======== LISTING ========
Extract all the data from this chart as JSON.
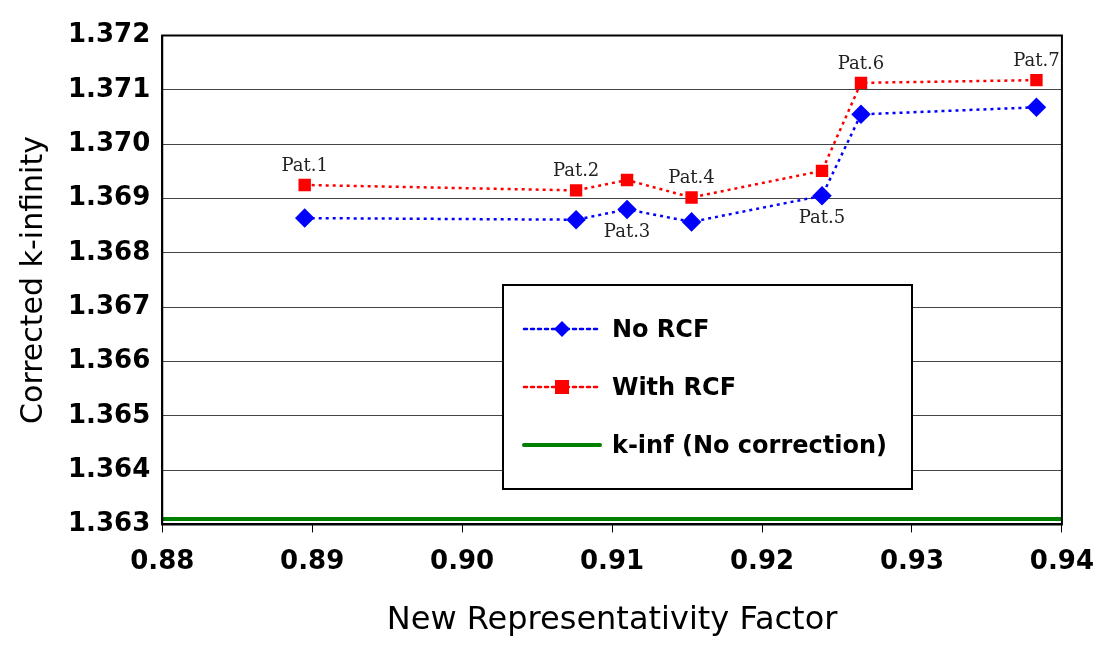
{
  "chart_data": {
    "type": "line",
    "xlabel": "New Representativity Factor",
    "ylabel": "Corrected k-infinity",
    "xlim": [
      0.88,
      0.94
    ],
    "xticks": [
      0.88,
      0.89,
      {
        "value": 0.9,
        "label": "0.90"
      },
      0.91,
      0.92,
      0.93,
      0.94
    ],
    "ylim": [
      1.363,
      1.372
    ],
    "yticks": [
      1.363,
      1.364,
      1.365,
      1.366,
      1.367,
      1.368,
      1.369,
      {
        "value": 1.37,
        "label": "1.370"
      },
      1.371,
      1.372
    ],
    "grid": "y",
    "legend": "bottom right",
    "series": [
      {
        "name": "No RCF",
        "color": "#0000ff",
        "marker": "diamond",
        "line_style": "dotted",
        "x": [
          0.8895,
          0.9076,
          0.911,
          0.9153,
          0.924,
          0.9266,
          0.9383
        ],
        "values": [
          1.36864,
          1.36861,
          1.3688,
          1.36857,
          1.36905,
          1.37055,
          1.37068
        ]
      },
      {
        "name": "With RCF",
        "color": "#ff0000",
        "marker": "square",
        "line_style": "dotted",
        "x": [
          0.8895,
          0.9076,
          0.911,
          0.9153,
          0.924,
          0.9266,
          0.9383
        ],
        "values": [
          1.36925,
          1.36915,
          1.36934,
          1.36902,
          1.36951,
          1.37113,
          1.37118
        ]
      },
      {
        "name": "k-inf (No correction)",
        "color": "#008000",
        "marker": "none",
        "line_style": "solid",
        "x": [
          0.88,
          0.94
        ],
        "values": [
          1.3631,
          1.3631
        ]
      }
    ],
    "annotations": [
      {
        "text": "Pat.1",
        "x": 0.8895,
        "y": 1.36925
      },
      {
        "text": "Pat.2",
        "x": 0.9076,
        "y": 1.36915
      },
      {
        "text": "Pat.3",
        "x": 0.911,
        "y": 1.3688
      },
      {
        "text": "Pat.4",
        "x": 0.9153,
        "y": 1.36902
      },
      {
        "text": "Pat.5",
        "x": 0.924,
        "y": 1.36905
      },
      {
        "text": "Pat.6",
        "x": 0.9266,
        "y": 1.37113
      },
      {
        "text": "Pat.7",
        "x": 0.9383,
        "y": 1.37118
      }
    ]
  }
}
========
## TASK INSTRUCTIONS
Print all of the entries word for word. Skip any images they contain.

## EXERCISE RESPONSE
Extract all the data from this chart as JSON.
{
  "chart_data": {
    "type": "line",
    "xlabel": "New Representativity Factor",
    "ylabel": "Corrected k-infinity",
    "xlim": [
      0.88,
      0.94
    ],
    "xticks": [
      0.88,
      0.89,
      {
        "value": 0.9,
        "label": "0.90"
      },
      0.91,
      0.92,
      0.93,
      0.94
    ],
    "ylim": [
      1.363,
      1.372
    ],
    "yticks": [
      1.363,
      1.364,
      1.365,
      1.366,
      1.367,
      1.368,
      1.369,
      {
        "value": 1.37,
        "label": "1.370"
      },
      1.371,
      1.372
    ],
    "grid": "y",
    "legend": "bottom right",
    "series": [
      {
        "name": "No RCF",
        "color": "#0000ff",
        "marker": "diamond",
        "line_style": "dotted",
        "x": [
          0.8895,
          0.9076,
          0.911,
          0.9153,
          0.924,
          0.9266,
          0.9383
        ],
        "values": [
          1.36864,
          1.36861,
          1.3688,
          1.36857,
          1.36905,
          1.37055,
          1.37068
        ]
      },
      {
        "name": "With RCF",
        "color": "#ff0000",
        "marker": "square",
        "line_style": "dotted",
        "x": [
          0.8895,
          0.9076,
          0.911,
          0.9153,
          0.924,
          0.9266,
          0.9383
        ],
        "values": [
          1.36925,
          1.36915,
          1.36934,
          1.36902,
          1.36951,
          1.37113,
          1.37118
        ]
      },
      {
        "name": "k-inf (No correction)",
        "color": "#008000",
        "marker": "none",
        "line_style": "solid",
        "x": [
          0.88,
          0.94
        ],
        "values": [
          1.3631,
          1.3631
        ]
      }
    ],
    "annotations": [
      {
        "text": "Pat.1",
        "x": 0.8895,
        "y": 1.36925
      },
      {
        "text": "Pat.2",
        "x": 0.9076,
        "y": 1.36915
      },
      {
        "text": "Pat.3",
        "x": 0.911,
        "y": 1.3688
      },
      {
        "text": "Pat.4",
        "x": 0.9153,
        "y": 1.36902
      },
      {
        "text": "Pat.5",
        "x": 0.924,
        "y": 1.36905
      },
      {
        "text": "Pat.6",
        "x": 0.9266,
        "y": 1.37113
      },
      {
        "text": "Pat.7",
        "x": 0.9383,
        "y": 1.37118
      }
    ]
  }
}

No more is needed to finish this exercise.